• What you need to do: Write out the whole listing again, exactly.

• Listing:
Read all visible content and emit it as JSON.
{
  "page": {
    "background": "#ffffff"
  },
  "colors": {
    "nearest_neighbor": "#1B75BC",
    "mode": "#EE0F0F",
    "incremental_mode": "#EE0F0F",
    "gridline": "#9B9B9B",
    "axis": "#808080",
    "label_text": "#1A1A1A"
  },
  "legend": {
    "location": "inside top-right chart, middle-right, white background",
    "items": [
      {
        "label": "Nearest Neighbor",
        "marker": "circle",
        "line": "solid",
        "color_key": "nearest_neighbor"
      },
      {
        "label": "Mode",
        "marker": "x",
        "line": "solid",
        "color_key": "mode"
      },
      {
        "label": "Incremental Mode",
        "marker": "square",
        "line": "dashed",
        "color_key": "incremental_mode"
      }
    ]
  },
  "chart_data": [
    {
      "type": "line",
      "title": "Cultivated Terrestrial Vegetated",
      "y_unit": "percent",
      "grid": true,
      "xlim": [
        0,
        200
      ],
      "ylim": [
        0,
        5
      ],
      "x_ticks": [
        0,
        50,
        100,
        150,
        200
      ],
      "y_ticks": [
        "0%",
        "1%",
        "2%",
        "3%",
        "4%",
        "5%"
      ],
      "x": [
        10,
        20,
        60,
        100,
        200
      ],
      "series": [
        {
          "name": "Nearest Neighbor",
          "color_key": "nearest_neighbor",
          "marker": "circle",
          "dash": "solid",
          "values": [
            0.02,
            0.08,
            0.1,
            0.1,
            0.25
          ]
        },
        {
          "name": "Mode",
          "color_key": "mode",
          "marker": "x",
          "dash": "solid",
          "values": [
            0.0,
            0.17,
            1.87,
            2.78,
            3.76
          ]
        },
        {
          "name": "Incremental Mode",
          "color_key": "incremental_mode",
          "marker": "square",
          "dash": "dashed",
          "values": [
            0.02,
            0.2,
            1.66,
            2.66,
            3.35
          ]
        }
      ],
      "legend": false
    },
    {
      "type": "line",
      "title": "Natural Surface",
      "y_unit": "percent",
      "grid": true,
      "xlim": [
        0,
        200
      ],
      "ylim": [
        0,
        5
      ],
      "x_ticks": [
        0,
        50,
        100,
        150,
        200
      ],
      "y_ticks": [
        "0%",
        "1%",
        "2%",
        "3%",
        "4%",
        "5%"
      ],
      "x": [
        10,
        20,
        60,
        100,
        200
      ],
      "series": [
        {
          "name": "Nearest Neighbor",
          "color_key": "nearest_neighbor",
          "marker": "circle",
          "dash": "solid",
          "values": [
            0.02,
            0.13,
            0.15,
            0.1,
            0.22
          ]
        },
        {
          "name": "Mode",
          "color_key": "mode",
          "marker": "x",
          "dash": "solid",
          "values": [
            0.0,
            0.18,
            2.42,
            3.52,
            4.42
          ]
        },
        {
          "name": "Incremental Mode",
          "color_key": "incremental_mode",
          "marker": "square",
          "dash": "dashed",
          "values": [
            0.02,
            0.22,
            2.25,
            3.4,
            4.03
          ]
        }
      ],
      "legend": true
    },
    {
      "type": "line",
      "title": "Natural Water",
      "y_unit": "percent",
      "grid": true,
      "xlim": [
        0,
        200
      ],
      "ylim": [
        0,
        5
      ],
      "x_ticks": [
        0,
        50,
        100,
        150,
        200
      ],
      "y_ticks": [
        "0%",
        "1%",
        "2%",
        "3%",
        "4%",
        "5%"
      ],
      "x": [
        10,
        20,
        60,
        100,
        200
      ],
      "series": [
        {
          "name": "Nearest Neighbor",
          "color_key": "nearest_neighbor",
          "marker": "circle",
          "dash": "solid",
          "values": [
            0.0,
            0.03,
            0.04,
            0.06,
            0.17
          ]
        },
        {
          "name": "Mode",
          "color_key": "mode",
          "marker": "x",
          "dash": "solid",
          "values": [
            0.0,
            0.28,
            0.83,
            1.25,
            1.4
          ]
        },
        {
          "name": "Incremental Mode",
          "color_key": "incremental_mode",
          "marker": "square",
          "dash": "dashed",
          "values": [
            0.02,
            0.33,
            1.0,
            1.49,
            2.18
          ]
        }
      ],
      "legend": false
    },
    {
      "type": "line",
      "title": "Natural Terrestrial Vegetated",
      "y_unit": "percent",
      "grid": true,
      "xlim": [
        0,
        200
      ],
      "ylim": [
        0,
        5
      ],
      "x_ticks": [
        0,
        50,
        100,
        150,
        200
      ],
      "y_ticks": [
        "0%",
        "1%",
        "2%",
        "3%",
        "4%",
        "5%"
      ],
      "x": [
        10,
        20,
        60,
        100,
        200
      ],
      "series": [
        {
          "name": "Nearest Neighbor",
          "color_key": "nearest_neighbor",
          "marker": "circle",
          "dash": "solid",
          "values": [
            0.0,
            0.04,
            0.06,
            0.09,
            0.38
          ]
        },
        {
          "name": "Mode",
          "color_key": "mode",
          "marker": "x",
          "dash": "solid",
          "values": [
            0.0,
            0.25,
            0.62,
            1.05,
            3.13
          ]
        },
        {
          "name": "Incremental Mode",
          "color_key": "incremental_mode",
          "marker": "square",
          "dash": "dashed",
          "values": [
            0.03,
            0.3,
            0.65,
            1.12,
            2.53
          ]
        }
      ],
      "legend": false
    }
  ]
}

• Response:
Read all visible content and emit it as JSON.
{
  "page": {
    "background": "#ffffff"
  },
  "colors": {
    "nearest_neighbor": "#1B75BC",
    "mode": "#EE0F0F",
    "incremental_mode": "#EE0F0F",
    "gridline": "#9B9B9B",
    "axis": "#808080",
    "label_text": "#1A1A1A"
  },
  "legend": {
    "location": "inside top-right chart, middle-right, white background",
    "items": [
      {
        "label": "Nearest Neighbor",
        "marker": "circle",
        "line": "solid",
        "color_key": "nearest_neighbor"
      },
      {
        "label": "Mode",
        "marker": "x",
        "line": "solid",
        "color_key": "mode"
      },
      {
        "label": "Incremental Mode",
        "marker": "square",
        "line": "dashed",
        "color_key": "incremental_mode"
      }
    ]
  },
  "chart_data": [
    {
      "type": "line",
      "title": "Cultivated Terrestrial Vegetated",
      "y_unit": "percent",
      "grid": true,
      "xlim": [
        0,
        200
      ],
      "ylim": [
        0,
        5
      ],
      "x_ticks": [
        0,
        50,
        100,
        150,
        200
      ],
      "y_ticks": [
        "0%",
        "1%",
        "2%",
        "3%",
        "4%",
        "5%"
      ],
      "x": [
        10,
        20,
        60,
        100,
        200
      ],
      "series": [
        {
          "name": "Nearest Neighbor",
          "color_key": "nearest_neighbor",
          "marker": "circle",
          "dash": "solid",
          "values": [
            0.02,
            0.08,
            0.1,
            0.1,
            0.25
          ]
        },
        {
          "name": "Mode",
          "color_key": "mode",
          "marker": "x",
          "dash": "solid",
          "values": [
            0.0,
            0.17,
            1.87,
            2.78,
            3.76
          ]
        },
        {
          "name": "Incremental Mode",
          "color_key": "incremental_mode",
          "marker": "square",
          "dash": "dashed",
          "values": [
            0.02,
            0.2,
            1.66,
            2.66,
            3.35
          ]
        }
      ],
      "legend": false
    },
    {
      "type": "line",
      "title": "Natural Surface",
      "y_unit": "percent",
      "grid": true,
      "xlim": [
        0,
        200
      ],
      "ylim": [
        0,
        5
      ],
      "x_ticks": [
        0,
        50,
        100,
        150,
        200
      ],
      "y_ticks": [
        "0%",
        "1%",
        "2%",
        "3%",
        "4%",
        "5%"
      ],
      "x": [
        10,
        20,
        60,
        100,
        200
      ],
      "series": [
        {
          "name": "Nearest Neighbor",
          "color_key": "nearest_neighbor",
          "marker": "circle",
          "dash": "solid",
          "values": [
            0.02,
            0.13,
            0.15,
            0.1,
            0.22
          ]
        },
        {
          "name": "Mode",
          "color_key": "mode",
          "marker": "x",
          "dash": "solid",
          "values": [
            0.0,
            0.18,
            2.42,
            3.52,
            4.42
          ]
        },
        {
          "name": "Incremental Mode",
          "color_key": "incremental_mode",
          "marker": "square",
          "dash": "dashed",
          "values": [
            0.02,
            0.22,
            2.25,
            3.4,
            4.03
          ]
        }
      ],
      "legend": true
    },
    {
      "type": "line",
      "title": "Natural Water",
      "y_unit": "percent",
      "grid": true,
      "xlim": [
        0,
        200
      ],
      "ylim": [
        0,
        5
      ],
      "x_ticks": [
        0,
        50,
        100,
        150,
        200
      ],
      "y_ticks": [
        "0%",
        "1%",
        "2%",
        "3%",
        "4%",
        "5%"
      ],
      "x": [
        10,
        20,
        60,
        100,
        200
      ],
      "series": [
        {
          "name": "Nearest Neighbor",
          "color_key": "nearest_neighbor",
          "marker": "circle",
          "dash": "solid",
          "values": [
            0.0,
            0.03,
            0.04,
            0.06,
            0.17
          ]
        },
        {
          "name": "Mode",
          "color_key": "mode",
          "marker": "x",
          "dash": "solid",
          "values": [
            0.0,
            0.28,
            0.83,
            1.25,
            1.4
          ]
        },
        {
          "name": "Incremental Mode",
          "color_key": "incremental_mode",
          "marker": "square",
          "dash": "dashed",
          "values": [
            0.02,
            0.33,
            1.0,
            1.49,
            2.18
          ]
        }
      ],
      "legend": false
    },
    {
      "type": "line",
      "title": "Natural Terrestrial Vegetated",
      "y_unit": "percent",
      "grid": true,
      "xlim": [
        0,
        200
      ],
      "ylim": [
        0,
        5
      ],
      "x_ticks": [
        0,
        50,
        100,
        150,
        200
      ],
      "y_ticks": [
        "0%",
        "1%",
        "2%",
        "3%",
        "4%",
        "5%"
      ],
      "x": [
        10,
        20,
        60,
        100,
        200
      ],
      "series": [
        {
          "name": "Nearest Neighbor",
          "color_key": "nearest_neighbor",
          "marker": "circle",
          "dash": "solid",
          "values": [
            0.0,
            0.04,
            0.06,
            0.09,
            0.38
          ]
        },
        {
          "name": "Mode",
          "color_key": "mode",
          "marker": "x",
          "dash": "solid",
          "values": [
            0.0,
            0.25,
            0.62,
            1.05,
            3.13
          ]
        },
        {
          "name": "Incremental Mode",
          "color_key": "incremental_mode",
          "marker": "square",
          "dash": "dashed",
          "values": [
            0.03,
            0.3,
            0.65,
            1.12,
            2.53
          ]
        }
      ],
      "legend": false
    }
  ]
}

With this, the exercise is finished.